§ SHORT PROBLEM
Filter the data for lines with the word "Lebens", then copy every line so identified.

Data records
□ □ □ □

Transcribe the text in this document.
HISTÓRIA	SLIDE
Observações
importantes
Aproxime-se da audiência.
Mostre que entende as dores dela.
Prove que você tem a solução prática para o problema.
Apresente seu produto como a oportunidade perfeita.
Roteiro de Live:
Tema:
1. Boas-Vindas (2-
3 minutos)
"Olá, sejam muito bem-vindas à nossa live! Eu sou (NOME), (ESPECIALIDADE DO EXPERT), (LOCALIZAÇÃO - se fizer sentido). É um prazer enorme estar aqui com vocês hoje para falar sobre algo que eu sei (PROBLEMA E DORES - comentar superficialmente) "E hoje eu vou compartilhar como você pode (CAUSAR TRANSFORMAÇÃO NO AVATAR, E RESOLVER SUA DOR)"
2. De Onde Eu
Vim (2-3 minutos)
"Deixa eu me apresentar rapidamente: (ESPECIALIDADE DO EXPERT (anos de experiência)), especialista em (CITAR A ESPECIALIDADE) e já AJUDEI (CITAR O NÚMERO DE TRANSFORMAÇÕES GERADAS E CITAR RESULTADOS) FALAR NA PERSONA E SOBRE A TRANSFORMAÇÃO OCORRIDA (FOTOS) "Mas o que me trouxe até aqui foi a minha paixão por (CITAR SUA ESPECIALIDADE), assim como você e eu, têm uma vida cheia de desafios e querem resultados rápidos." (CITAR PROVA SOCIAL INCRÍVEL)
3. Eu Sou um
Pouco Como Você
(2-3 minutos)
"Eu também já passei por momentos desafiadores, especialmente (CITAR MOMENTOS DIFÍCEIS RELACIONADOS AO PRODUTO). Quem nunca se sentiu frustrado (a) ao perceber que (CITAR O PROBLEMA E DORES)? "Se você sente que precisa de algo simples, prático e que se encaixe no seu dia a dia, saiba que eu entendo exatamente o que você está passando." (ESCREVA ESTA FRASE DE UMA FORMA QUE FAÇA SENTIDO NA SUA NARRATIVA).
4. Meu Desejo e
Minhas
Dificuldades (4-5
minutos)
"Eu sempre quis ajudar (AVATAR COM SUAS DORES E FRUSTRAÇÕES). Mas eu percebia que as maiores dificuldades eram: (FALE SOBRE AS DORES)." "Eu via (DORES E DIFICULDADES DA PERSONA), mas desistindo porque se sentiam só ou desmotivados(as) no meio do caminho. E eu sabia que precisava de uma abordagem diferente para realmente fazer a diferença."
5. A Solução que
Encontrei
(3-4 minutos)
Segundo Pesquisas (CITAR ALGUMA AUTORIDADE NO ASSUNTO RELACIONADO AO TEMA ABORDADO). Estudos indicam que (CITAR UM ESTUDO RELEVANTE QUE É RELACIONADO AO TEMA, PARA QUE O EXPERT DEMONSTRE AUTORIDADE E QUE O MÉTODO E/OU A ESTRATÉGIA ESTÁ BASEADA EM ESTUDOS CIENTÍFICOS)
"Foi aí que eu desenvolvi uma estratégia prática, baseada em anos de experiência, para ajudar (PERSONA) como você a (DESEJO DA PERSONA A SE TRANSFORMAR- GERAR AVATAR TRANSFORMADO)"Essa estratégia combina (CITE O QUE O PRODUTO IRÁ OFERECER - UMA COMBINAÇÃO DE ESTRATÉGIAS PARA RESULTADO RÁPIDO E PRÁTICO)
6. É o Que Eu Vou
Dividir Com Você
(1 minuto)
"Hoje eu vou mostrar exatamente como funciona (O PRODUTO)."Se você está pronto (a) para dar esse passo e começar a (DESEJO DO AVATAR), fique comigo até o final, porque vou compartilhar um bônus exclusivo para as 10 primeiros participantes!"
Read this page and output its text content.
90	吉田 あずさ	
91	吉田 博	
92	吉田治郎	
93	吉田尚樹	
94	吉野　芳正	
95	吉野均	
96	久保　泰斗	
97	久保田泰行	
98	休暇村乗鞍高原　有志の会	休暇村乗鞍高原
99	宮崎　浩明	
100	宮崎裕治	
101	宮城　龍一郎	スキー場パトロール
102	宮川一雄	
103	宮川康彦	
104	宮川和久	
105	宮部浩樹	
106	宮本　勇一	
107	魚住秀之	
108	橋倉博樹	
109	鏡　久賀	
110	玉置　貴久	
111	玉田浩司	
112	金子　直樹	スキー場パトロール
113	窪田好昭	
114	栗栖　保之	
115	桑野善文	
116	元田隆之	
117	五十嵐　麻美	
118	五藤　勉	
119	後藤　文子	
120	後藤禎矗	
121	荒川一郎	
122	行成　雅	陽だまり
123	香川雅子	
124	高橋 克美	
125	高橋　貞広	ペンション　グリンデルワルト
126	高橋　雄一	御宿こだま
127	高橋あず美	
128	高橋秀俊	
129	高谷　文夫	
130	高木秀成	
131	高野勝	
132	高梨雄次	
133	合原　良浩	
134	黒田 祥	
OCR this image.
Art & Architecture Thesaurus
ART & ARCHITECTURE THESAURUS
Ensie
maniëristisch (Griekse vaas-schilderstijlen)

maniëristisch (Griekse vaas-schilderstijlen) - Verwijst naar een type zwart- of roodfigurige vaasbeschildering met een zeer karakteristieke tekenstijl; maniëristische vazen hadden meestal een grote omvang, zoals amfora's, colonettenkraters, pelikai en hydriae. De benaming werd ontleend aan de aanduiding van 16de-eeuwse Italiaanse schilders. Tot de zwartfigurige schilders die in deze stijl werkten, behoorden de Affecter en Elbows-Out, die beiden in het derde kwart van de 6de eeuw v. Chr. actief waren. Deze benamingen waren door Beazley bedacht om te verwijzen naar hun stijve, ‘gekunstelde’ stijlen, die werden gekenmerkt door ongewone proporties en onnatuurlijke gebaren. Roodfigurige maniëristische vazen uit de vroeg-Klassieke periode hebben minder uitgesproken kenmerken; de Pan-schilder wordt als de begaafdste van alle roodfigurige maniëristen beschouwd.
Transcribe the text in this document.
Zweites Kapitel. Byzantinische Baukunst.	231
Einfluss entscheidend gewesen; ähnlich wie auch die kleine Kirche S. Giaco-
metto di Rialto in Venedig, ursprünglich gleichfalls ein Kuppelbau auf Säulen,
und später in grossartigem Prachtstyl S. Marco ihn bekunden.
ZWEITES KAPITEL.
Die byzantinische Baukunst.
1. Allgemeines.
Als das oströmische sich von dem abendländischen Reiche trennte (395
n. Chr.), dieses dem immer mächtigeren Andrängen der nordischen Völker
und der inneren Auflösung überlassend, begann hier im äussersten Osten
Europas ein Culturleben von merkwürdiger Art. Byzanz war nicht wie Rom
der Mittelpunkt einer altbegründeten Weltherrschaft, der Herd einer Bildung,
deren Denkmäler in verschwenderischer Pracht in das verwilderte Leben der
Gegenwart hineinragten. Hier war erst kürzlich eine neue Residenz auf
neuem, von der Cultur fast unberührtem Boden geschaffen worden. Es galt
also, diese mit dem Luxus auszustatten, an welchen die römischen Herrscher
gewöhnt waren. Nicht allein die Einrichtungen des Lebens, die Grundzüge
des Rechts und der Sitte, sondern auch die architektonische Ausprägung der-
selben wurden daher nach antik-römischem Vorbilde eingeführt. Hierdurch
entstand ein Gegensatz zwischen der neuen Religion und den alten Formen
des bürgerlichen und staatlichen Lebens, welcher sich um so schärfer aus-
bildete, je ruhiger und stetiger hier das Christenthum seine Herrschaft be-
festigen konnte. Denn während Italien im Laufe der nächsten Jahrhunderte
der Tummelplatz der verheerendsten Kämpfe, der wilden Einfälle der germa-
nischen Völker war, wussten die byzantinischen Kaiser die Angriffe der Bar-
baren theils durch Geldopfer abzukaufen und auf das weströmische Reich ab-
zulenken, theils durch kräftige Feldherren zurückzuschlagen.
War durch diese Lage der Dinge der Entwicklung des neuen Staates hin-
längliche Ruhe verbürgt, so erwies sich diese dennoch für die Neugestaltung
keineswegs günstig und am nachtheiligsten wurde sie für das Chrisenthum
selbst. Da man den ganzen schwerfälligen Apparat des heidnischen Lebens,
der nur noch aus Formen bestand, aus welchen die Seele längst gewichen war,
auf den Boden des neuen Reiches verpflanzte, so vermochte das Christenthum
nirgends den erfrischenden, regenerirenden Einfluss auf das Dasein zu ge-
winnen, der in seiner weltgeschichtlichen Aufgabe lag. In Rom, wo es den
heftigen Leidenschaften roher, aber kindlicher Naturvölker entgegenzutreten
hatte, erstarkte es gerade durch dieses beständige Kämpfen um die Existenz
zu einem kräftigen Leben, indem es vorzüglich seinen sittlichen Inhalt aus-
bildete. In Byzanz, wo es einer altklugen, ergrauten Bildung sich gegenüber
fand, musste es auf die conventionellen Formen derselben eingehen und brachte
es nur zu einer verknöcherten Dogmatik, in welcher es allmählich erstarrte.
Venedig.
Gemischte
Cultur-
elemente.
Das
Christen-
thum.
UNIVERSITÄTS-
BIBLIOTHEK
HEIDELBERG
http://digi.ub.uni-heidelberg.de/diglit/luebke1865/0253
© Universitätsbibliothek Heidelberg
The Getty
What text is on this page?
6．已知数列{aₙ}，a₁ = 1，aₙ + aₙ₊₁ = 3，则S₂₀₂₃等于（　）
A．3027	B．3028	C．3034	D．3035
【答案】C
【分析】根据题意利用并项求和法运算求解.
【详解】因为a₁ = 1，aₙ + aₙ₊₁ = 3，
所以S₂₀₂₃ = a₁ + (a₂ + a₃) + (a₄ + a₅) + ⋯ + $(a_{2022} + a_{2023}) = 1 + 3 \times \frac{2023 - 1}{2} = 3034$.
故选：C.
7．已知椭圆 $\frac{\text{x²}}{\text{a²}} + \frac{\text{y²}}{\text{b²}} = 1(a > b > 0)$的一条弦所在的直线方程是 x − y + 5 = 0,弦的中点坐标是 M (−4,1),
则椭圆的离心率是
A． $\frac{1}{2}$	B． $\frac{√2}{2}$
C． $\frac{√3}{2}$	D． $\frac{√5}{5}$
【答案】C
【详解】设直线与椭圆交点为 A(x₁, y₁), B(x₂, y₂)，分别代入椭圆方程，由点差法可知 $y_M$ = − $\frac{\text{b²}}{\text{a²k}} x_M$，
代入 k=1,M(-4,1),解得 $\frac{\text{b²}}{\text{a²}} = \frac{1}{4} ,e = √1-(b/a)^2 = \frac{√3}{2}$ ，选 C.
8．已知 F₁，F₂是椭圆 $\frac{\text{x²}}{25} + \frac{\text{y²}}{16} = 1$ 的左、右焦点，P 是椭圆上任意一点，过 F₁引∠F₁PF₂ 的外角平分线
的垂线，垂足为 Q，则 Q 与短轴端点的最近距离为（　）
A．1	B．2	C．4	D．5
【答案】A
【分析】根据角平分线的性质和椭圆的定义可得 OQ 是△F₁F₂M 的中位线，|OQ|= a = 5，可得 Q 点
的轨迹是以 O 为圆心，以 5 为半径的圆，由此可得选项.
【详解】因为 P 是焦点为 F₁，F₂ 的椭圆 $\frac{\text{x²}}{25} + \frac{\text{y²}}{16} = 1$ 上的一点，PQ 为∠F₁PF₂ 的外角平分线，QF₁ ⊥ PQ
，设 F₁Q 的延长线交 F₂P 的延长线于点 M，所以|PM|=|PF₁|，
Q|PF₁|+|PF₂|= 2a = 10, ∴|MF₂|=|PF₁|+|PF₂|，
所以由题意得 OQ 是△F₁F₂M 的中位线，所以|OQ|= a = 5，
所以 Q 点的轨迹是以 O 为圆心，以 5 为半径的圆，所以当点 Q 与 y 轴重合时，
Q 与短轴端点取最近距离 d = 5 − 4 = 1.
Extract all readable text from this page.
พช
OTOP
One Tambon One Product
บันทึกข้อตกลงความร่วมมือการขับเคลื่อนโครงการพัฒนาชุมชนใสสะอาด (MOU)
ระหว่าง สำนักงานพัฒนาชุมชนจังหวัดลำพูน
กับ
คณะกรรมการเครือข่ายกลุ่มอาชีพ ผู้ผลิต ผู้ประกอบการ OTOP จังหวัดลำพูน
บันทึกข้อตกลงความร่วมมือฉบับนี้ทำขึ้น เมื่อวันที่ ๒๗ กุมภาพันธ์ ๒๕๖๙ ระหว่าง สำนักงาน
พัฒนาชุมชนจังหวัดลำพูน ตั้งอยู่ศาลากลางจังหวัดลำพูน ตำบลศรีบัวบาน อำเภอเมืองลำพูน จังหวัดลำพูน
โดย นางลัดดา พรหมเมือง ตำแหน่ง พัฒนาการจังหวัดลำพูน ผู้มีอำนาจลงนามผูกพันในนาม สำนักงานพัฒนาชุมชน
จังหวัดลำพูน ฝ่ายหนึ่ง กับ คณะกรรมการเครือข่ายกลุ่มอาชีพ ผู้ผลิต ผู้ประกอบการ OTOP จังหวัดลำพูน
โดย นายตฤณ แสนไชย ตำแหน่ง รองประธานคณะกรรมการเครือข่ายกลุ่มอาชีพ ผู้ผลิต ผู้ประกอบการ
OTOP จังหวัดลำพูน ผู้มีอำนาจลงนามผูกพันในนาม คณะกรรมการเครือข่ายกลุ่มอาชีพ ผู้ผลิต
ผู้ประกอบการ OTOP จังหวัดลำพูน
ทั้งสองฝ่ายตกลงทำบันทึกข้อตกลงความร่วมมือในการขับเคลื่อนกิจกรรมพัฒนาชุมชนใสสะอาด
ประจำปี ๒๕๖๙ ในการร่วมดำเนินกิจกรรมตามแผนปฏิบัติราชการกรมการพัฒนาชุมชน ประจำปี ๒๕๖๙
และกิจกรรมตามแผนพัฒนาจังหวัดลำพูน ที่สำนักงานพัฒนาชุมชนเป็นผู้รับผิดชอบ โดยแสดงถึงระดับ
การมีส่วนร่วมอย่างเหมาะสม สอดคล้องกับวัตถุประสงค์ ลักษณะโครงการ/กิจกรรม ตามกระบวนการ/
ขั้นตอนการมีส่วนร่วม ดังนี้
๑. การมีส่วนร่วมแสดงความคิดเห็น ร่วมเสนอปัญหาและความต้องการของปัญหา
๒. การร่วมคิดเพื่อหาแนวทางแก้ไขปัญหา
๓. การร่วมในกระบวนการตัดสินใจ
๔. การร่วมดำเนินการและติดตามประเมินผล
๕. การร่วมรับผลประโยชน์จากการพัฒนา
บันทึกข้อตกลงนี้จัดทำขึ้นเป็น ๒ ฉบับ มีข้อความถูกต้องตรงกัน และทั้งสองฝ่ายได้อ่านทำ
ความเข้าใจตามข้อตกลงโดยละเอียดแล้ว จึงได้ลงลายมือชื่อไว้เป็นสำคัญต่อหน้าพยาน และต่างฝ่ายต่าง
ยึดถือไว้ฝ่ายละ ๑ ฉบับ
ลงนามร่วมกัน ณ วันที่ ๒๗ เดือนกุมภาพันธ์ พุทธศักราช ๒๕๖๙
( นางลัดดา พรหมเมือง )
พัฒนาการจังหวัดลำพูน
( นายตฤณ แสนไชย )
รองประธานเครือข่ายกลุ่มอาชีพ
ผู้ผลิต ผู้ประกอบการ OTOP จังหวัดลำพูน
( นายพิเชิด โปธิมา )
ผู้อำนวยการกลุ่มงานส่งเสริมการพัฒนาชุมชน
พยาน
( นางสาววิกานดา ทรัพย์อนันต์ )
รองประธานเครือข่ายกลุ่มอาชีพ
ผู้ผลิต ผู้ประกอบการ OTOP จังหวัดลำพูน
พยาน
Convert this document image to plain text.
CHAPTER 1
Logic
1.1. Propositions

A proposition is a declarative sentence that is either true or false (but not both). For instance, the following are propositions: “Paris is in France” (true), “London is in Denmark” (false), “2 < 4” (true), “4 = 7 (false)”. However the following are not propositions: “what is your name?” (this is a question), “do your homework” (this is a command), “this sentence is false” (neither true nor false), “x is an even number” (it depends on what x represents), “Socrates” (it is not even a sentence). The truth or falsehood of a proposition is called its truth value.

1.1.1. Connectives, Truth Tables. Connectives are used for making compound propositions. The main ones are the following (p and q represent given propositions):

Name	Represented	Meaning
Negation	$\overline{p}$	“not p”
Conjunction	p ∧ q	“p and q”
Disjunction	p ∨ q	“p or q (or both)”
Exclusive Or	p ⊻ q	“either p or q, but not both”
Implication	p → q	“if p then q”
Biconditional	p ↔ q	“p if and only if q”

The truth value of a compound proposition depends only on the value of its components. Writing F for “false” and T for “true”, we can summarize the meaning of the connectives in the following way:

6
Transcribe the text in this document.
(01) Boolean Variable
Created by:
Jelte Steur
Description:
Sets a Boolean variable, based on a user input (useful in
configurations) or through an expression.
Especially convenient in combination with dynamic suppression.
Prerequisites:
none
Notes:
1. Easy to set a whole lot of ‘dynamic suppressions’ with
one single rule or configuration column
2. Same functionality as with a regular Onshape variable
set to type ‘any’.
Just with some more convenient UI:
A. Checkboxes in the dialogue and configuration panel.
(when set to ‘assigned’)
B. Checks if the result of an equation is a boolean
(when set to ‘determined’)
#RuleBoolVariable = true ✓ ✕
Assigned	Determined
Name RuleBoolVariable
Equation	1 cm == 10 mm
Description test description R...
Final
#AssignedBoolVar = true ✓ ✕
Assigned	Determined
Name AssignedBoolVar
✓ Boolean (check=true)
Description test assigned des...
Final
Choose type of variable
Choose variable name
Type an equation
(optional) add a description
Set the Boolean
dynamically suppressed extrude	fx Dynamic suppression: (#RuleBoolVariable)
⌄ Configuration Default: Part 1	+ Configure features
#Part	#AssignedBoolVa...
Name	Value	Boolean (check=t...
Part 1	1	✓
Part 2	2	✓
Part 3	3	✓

□ □ □ □

§ EXERCISE OUTPUT
gewöhnt waren. Nicht allein die Einrichtungen des Lebens, die Grundzüge
des bürgerlichen und staatlichen Lebens, welcher sich um so schärfer aus-
selbst. Da man den ganzen schwerfälligen Apparat des heidnischen Lebens,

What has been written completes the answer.